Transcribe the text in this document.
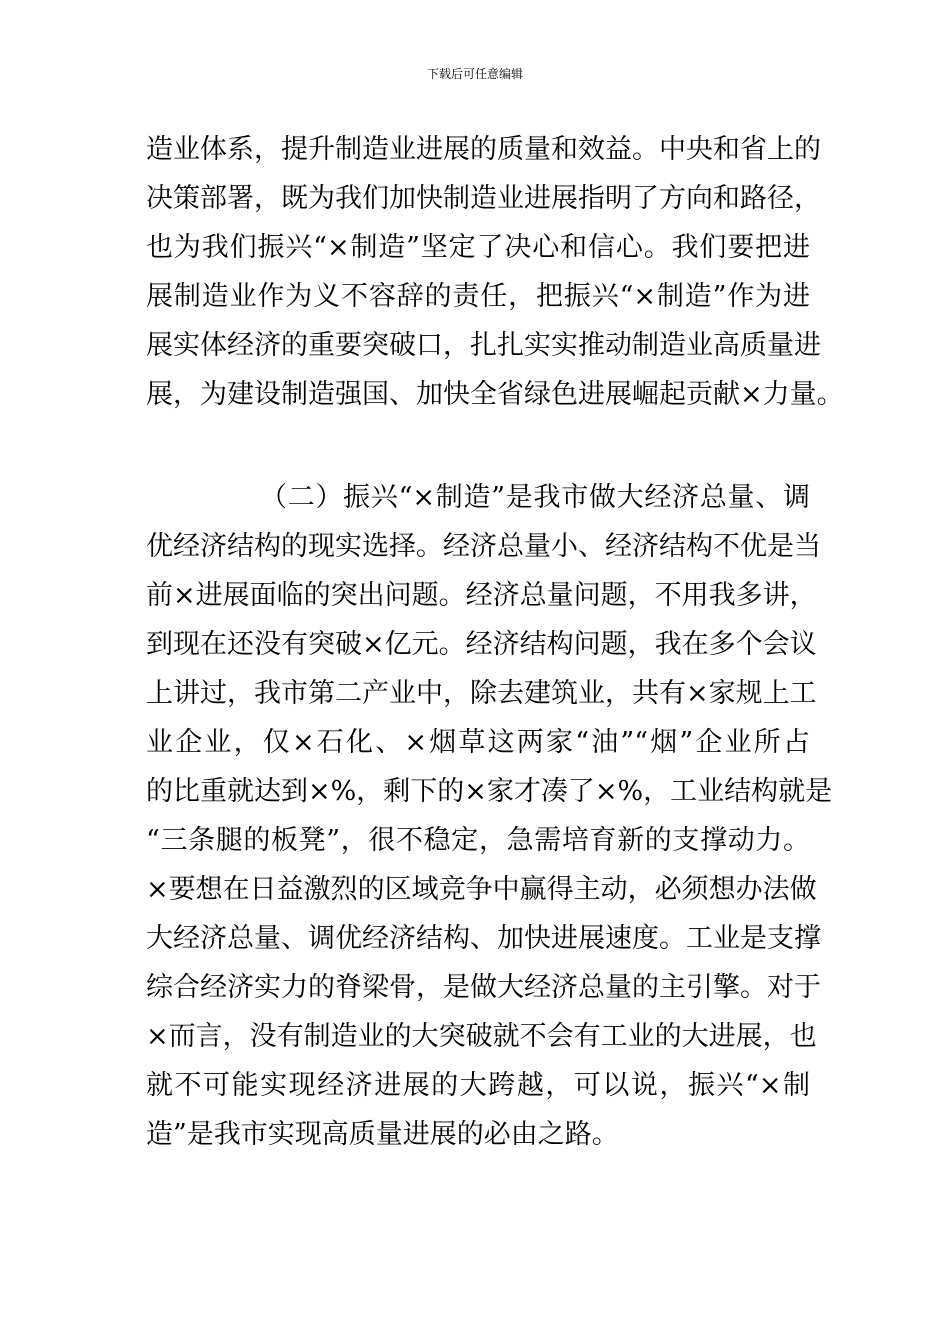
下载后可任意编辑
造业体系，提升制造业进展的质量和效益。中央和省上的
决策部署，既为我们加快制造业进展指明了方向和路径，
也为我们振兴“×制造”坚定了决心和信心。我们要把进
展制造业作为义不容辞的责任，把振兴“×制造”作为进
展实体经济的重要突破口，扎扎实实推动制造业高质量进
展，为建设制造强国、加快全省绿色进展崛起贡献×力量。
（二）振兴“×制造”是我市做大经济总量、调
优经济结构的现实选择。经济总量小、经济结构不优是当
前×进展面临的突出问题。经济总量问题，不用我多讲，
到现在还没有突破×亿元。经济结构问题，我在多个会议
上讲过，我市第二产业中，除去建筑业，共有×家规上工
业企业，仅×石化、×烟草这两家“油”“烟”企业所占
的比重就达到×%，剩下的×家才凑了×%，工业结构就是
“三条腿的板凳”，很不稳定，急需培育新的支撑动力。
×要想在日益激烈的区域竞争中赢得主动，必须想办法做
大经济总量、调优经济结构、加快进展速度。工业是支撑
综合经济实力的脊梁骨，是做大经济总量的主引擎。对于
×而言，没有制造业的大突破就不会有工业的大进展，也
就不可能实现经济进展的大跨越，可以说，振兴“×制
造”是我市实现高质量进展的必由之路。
::::
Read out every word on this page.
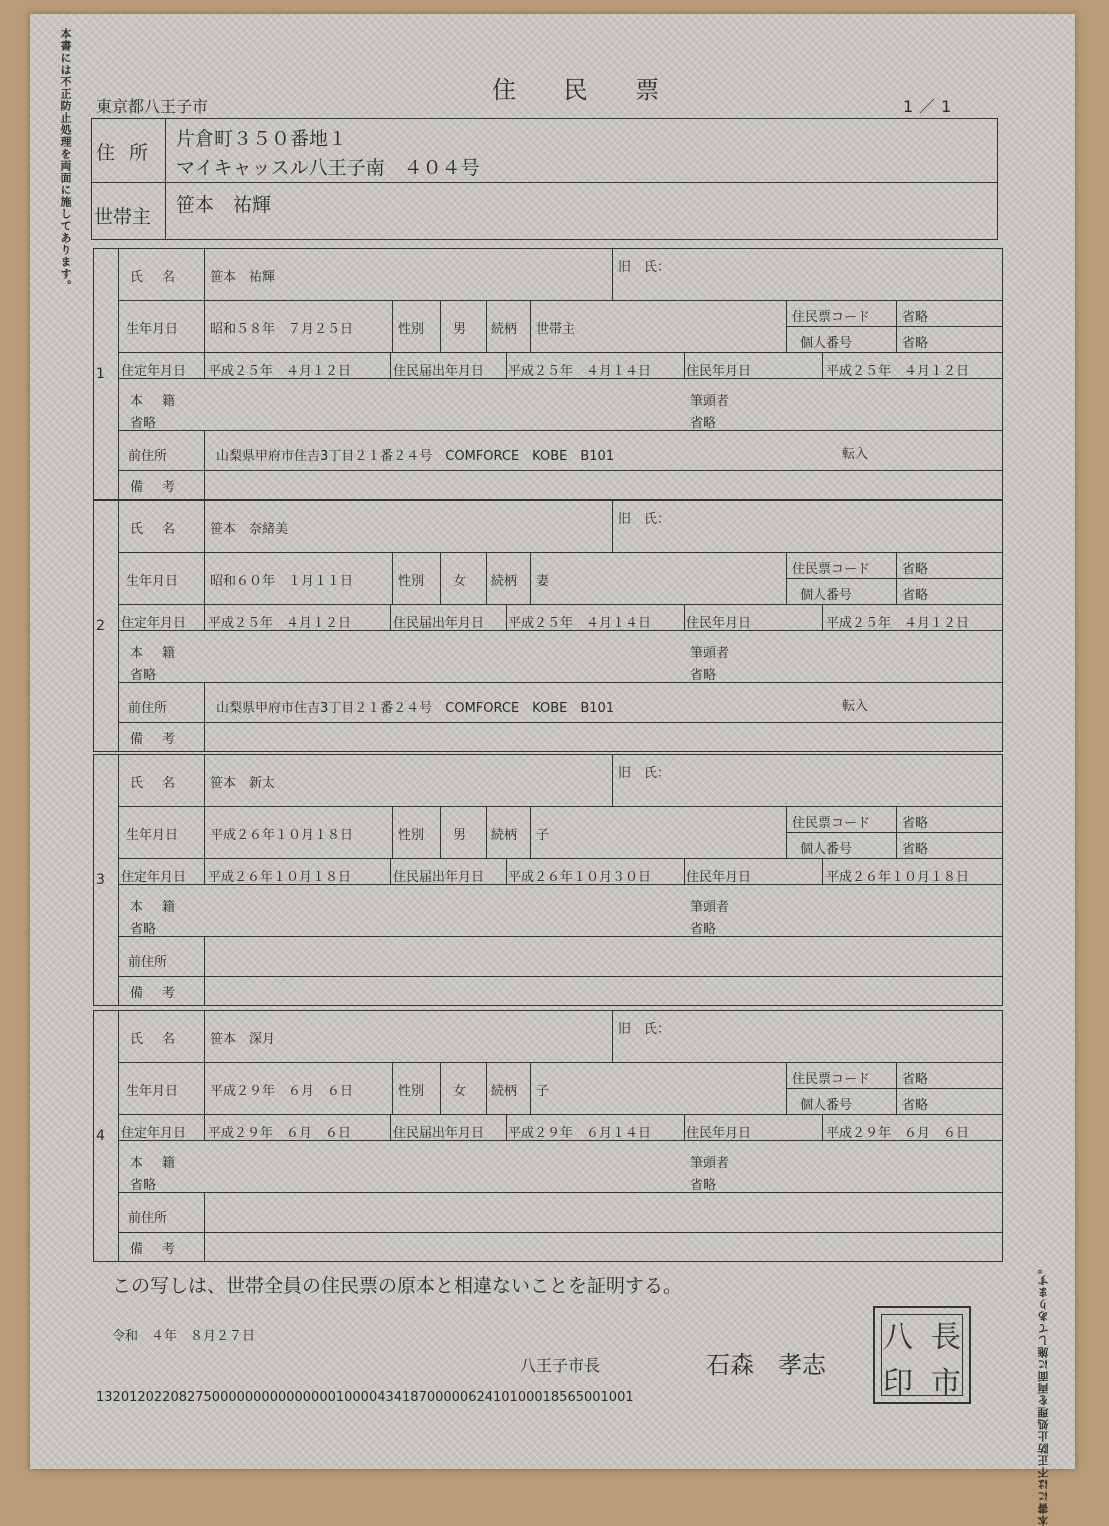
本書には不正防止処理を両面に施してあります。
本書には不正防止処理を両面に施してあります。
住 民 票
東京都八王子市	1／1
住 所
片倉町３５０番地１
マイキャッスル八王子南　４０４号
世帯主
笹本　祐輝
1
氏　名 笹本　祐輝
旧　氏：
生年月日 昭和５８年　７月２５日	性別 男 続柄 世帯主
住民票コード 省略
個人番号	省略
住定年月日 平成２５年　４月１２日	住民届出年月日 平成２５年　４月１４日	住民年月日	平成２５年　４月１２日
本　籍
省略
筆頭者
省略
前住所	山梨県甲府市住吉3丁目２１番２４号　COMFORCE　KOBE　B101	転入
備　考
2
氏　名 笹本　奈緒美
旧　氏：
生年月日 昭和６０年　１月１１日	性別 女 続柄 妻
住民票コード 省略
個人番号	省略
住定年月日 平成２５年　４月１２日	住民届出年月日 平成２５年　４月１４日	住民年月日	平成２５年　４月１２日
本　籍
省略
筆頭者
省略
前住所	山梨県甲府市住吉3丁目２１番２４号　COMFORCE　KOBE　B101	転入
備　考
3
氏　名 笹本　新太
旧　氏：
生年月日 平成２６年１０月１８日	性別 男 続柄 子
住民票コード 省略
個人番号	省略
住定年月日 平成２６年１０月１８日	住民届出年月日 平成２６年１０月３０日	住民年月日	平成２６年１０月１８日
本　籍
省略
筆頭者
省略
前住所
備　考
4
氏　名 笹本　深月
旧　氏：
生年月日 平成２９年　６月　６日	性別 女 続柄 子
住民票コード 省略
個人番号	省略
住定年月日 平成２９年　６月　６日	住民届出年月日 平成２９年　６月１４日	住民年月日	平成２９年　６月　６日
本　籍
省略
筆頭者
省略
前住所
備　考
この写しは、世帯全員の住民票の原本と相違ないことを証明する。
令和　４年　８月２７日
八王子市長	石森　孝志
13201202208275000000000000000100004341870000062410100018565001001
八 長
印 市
::::
**BRIEF:**
Write down only the number of lines that contain the string "住定年月日" in the listing.

**TASK SOLUTION:**
4